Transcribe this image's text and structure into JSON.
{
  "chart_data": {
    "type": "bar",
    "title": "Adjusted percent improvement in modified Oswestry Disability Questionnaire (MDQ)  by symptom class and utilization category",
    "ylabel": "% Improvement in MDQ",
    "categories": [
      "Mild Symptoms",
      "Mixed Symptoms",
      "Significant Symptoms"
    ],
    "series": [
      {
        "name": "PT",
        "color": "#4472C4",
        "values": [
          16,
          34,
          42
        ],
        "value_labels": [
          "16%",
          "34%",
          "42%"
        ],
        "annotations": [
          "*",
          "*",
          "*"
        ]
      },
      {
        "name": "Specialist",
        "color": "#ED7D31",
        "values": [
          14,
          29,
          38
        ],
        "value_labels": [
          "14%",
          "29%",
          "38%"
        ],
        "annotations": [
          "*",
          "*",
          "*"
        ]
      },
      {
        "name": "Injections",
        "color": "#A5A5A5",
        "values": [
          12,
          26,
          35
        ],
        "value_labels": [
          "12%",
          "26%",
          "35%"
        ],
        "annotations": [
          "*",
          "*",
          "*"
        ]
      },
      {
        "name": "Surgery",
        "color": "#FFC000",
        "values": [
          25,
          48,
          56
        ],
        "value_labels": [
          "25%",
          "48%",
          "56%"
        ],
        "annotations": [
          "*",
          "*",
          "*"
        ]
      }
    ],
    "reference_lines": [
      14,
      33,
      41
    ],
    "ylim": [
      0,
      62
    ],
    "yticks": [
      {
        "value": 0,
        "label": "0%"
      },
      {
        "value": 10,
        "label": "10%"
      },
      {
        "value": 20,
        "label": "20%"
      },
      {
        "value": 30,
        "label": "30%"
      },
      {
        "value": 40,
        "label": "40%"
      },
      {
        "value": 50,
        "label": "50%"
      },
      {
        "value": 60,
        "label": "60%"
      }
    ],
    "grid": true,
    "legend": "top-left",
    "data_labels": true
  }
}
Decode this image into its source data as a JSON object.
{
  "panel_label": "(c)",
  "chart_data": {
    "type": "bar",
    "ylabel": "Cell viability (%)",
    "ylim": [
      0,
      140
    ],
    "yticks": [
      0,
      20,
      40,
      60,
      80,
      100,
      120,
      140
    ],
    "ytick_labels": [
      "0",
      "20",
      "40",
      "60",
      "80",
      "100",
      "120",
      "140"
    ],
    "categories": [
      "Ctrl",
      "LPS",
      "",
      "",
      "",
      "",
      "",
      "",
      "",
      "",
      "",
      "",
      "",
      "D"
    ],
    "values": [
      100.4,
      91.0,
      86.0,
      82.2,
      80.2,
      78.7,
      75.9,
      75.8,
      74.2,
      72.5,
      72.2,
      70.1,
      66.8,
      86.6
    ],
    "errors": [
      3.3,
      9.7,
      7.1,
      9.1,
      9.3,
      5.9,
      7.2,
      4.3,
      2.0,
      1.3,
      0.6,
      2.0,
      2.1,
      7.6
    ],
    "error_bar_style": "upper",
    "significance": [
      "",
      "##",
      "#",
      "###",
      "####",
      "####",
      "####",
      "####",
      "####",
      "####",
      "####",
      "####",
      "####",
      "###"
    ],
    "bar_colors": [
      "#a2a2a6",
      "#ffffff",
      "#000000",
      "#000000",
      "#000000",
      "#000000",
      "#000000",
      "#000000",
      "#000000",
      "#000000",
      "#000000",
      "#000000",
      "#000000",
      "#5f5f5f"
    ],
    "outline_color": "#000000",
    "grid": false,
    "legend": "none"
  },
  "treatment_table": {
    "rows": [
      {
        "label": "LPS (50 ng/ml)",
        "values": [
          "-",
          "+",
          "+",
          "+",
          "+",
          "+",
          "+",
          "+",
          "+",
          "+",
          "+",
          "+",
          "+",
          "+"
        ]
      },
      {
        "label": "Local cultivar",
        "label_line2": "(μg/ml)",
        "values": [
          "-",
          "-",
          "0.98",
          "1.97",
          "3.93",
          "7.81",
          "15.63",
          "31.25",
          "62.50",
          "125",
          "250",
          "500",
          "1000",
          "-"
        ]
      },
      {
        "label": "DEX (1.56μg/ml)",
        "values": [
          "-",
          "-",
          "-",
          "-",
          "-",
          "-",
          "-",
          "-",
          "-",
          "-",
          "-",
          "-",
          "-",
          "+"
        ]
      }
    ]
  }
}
+===+
Retype every entry word for word.

Transcribe this image's text and structure into JSON.
{
  "chart_data": {
    "type": "bar",
    "title": "Adjusted percent improvement in modified Oswestry Disability Questionnaire (MDQ)  by symptom class and utilization category",
    "ylabel": "% Improvement in MDQ",
    "categories": [
      "Mild Symptoms",
      "Mixed Symptoms",
      "Significant Symptoms"
    ],
    "series": [
      {
        "name": "PT",
        "color": "#4472C4",
        "values": [
          16,
          34,
          42
        ],
        "value_labels": [
          "16%",
          "34%",
          "42%"
        ],
        "annotations": [
          "*",
          "*",
          "*"
        ]
      },
      {
        "name": "Specialist",
        "color": "#ED7D31",
        "values": [
          14,
          29,
          38
        ],
        "value_labels": [
          "14%",
          "29%",
          "38%"
        ],
        "annotations": [
          "*",
          "*",
          "*"
        ]
      },
      {
        "name": "Injections",
        "color": "#A5A5A5",
        "values": [
          12,
          26,
          35
        ],
        "value_labels": [
          "12%",
          "26%",
          "35%"
        ],
        "annotations": [
          "*",
          "*",
          "*"
        ]
      },
      {
        "name": "Surgery",
        "color": "#FFC000",
        "values": [
          25,
          48,
          56
        ],
        "value_labels": [
          "25%",
          "48%",
          "56%"
        ],
        "annotations": [
          "*",
          "*",
          "*"
        ]
      }
    ],
    "reference_lines": [
      14,
      33,
      41
    ],
    "ylim": [
      0,
      62
    ],
    "yticks": [
      {
        "value": 0,
        "label": "0%"
      },
      {
        "value": 10,
        "label": "10%"
      },
      {
        "value": 20,
        "label": "20%"
      },
      {
        "value": 30,
        "label": "30%"
      },
      {
        "value": 40,
        "label": "40%"
      },
      {
        "value": 50,
        "label": "50%"
      },
      {
        "value": 60,
        "label": "60%"
      }
    ],
    "grid": true,
    "legend": "top-left",
    "data_labels": true
  }
}
Decode this image into its source data as a JSON object.
{
  "panel_label": "(c)",
  "chart_data": {
    "type": "bar",
    "ylabel": "Cell viability (%)",
    "ylim": [
      0,
      140
    ],
    "yticks": [
      0,
      20,
      40,
      60,
      80,
      100,
      120,
      140
    ],
    "ytick_labels": [
      "0",
      "20",
      "40",
      "60",
      "80",
      "100",
      "120",
      "140"
    ],
    "categories": [
      "Ctrl",
      "LPS",
      "",
      "",
      "",
      "",
      "",
      "",
      "",
      "",
      "",
      "",
      "",
      "D"
    ],
    "values": [
      100.4,
      91.0,
      86.0,
      82.2,
      80.2,
      78.7,
      75.9,
      75.8,
      74.2,
      72.5,
      72.2,
      70.1,
      66.8,
      86.6
    ],
    "errors": [
      3.3,
      9.7,
      7.1,
      9.1,
      9.3,
      5.9,
      7.2,
      4.3,
      2.0,
      1.3,
      0.6,
      2.0,
      2.1,
      7.6
    ],
    "error_bar_style": "upper",
    "significance": [
      "",
      "##",
      "#",
      "###",
      "####",
      "####",
      "####",
      "####",
      "####",
      "####",
      "####",
      "####",
      "####",
      "###"
    ],
    "bar_colors": [
      "#a2a2a6",
      "#ffffff",
      "#000000",
      "#000000",
      "#000000",
      "#000000",
      "#000000",
      "#000000",
      "#000000",
      "#000000",
      "#000000",
      "#000000",
      "#000000",
      "#5f5f5f"
    ],
    "outline_color": "#000000",
    "grid": false,
    "legend": "none"
  },
  "treatment_table": {
    "rows": [
      {
        "label": "LPS (50 ng/ml)",
        "values": [
          "-",
          "+",
          "+",
          "+",
          "+",
          "+",
          "+",
          "+",
          "+",
          "+",
          "+",
          "+",
          "+",
          "+"
        ]
      },
      {
        "label": "Local cultivar",
        "label_line2": "(μg/ml)",
        "values": [
          "-",
          "-",
          "0.98",
          "1.97",
          "3.93",
          "7.81",
          "15.63",
          "31.25",
          "62.50",
          "125",
          "250",
          "500",
          "1000",
          "-"
        ]
      },
      {
        "label": "DEX (1.56μg/ml)",
        "values": [
          "-",
          "-",
          "-",
          "-",
          "-",
          "-",
          "-",
          "-",
          "-",
          "-",
          "-",
          "-",
          "-",
          "+"
        ]
      }
    ]
  }
}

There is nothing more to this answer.